--- SOURCE DOCUMENT ---
Alec Baldwin and Rust armorer Hannah Gutierrez-Reed did not follow safety procedures said the formal filing today in New Mexico of two counts of involuntary manslaughter for the fatal on-set shooting of cinematographer Halyna Hutchins on October 21, 2021.

Just filed, the dense document also contends that the gun that killed Hutchins was not properly inspected, that ongoing safety issues on the set were not addressed, that Baldwin neglected to take required training, and that the veteran actor directly pointed a gun at someone on set – something that is never supposed to happen.  

As promised by First Judicial District Attorney Mary Carmack-Altwies’ office yesterday, the long-awaited official charges against the duo over the tragedy, that also saw director Joel Souza injured, were placed in the state court docket in Santa Fe this afternoon. The filing, plus information on the plea agreement Rust 1st assistant director David Hill made with the D.A., follows the January 19 announcement that multiple Emmy winner Baldwin and Gutierrez-Reed would be charged and could face up to five years in New Mexico prison if found guilty.

--- SUPPLIED DATA ---
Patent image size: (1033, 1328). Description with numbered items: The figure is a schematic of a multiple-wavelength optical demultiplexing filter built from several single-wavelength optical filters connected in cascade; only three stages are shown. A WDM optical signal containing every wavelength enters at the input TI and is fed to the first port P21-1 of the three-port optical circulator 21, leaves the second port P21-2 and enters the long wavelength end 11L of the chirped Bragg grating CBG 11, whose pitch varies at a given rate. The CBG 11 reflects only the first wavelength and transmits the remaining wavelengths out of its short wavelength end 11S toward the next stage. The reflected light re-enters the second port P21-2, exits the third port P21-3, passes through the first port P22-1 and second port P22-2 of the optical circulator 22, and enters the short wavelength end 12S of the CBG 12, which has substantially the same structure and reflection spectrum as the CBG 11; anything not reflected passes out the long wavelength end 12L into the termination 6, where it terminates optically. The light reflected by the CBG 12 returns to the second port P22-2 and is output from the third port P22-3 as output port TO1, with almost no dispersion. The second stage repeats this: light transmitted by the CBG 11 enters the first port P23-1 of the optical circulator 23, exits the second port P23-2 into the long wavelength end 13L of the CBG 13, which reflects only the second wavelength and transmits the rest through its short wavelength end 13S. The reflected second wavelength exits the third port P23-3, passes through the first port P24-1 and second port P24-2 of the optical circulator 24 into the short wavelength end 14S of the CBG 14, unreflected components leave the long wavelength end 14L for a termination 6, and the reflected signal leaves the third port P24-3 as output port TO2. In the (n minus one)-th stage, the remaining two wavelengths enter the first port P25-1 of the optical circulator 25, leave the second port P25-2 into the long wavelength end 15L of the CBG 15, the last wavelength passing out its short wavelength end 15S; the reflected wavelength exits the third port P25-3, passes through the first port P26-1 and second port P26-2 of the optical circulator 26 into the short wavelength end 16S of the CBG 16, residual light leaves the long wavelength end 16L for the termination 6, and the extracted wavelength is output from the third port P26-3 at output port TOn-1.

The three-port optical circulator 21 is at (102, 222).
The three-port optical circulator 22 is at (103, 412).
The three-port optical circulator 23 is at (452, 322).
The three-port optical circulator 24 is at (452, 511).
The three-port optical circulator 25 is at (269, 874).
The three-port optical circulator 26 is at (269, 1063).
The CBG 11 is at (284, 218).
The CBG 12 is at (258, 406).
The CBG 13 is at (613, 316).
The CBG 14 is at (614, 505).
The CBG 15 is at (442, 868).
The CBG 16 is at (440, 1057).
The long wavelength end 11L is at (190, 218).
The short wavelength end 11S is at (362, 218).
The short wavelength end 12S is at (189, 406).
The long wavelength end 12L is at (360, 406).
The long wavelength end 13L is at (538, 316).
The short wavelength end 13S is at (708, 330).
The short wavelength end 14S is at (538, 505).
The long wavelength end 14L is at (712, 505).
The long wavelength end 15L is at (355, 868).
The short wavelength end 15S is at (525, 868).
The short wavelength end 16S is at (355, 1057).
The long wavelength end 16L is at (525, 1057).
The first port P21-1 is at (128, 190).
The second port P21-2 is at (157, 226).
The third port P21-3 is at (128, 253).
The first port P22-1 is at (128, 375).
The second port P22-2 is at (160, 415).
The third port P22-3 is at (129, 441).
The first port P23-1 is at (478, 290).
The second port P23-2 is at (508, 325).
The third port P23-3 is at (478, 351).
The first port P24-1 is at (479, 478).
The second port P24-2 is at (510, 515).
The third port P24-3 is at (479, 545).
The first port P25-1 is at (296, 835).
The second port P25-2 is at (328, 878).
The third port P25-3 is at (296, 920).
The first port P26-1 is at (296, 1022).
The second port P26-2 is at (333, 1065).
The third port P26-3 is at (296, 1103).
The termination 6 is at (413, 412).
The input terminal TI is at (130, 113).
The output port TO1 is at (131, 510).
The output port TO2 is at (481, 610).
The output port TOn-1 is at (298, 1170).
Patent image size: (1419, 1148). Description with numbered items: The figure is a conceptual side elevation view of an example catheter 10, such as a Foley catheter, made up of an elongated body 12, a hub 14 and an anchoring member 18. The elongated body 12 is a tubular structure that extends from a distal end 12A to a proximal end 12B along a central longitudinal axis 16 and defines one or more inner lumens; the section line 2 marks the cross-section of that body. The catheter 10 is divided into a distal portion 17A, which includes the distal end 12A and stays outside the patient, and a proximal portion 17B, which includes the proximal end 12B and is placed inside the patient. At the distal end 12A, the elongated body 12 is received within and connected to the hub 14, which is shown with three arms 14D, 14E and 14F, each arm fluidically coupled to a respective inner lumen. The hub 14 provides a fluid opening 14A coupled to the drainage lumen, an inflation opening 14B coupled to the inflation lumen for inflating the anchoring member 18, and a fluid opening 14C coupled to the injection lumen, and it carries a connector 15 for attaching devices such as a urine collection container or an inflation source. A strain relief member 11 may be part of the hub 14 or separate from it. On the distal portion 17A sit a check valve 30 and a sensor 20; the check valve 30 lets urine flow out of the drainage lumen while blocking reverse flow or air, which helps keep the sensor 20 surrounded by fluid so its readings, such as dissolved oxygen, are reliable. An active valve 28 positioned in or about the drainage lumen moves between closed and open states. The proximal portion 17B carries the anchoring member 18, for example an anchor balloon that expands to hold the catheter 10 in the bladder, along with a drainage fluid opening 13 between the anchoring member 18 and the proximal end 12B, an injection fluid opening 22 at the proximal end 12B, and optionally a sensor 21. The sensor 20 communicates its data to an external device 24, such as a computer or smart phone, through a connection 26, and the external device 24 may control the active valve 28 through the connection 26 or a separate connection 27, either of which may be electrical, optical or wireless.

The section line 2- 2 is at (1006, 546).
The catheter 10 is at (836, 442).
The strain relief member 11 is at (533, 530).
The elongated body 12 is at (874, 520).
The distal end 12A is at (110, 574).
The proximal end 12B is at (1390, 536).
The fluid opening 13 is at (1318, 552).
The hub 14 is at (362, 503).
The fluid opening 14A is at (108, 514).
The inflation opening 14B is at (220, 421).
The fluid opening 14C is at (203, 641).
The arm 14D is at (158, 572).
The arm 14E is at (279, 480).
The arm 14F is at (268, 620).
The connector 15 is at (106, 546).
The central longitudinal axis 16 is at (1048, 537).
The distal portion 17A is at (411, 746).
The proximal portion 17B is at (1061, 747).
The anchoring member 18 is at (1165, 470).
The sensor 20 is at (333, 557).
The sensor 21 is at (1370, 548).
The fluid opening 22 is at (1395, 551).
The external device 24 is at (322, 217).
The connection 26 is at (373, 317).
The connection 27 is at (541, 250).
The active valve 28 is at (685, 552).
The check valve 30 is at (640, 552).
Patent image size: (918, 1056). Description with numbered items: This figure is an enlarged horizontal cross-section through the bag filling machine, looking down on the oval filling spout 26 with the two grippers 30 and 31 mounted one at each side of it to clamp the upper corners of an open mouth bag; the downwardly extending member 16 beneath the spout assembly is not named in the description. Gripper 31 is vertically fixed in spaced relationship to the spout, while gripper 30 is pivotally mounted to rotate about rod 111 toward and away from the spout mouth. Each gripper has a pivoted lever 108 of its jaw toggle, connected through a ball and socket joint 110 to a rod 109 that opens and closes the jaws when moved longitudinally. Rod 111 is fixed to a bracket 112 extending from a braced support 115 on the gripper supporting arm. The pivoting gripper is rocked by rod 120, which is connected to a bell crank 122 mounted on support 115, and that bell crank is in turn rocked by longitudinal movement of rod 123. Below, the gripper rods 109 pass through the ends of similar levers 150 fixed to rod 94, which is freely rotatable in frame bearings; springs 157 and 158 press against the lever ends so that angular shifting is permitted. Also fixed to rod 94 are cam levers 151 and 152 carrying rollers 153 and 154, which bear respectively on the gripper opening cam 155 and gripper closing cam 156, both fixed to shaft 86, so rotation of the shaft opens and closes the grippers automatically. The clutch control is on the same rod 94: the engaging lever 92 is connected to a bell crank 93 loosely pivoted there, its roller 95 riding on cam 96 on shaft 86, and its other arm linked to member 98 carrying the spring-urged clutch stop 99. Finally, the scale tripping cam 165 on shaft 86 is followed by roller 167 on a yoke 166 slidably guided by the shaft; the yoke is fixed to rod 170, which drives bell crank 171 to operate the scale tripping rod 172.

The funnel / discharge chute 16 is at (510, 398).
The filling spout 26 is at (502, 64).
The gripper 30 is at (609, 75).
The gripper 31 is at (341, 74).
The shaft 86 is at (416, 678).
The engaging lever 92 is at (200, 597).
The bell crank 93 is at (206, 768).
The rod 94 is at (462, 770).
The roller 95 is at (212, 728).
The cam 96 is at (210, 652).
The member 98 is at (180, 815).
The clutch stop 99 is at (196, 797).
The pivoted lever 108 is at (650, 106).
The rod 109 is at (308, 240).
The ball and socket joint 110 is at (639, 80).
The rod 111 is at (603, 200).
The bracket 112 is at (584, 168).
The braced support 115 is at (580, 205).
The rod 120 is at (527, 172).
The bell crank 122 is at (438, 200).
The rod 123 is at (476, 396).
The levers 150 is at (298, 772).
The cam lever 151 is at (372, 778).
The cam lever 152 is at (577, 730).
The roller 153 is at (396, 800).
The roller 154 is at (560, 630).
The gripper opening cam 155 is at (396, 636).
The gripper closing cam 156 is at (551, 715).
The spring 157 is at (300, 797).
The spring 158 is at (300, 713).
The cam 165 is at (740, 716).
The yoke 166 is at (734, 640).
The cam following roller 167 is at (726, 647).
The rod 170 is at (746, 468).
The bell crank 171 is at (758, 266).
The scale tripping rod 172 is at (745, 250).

--- APPLY WHAT YOU READ ---
• A. According to the article on the Rust charges, on what date did the fatal on-set shooting of Halyna Hutchins take place?
• B. Name every person identified by name in the article on the Rust charges.
• C. Copy everything in the article on the Rust charges from "As promised by" down to "if found guilty.", substituting "Albuquerque" for "Santa Fe".

--- ANSWERS GIVEN ---
• A. October 21, 2021.

• B. Alec Baldwin, Hannah Gutierrez-Reed, Halyna Hutchins, Mary Carmack-Altwies, Joel Souza, David Hill

• C.
As promised by First Judicial District Attorney Mary Carmack-Altwies’ office yesterday, the long-awaited official charges against the duo over the tragedy, that also saw director Joel Souza injured, were placed in the state court docket in Albuquerque this afternoon. The filing, plus information on the plea agreement Rust 1st assistant director David Hill made with the D.A., follows the January 19 announcement that multiple Emmy winner Baldwin and Gutierrez-Reed would be charged and could face up to five years in New Mexico prison if found guilty.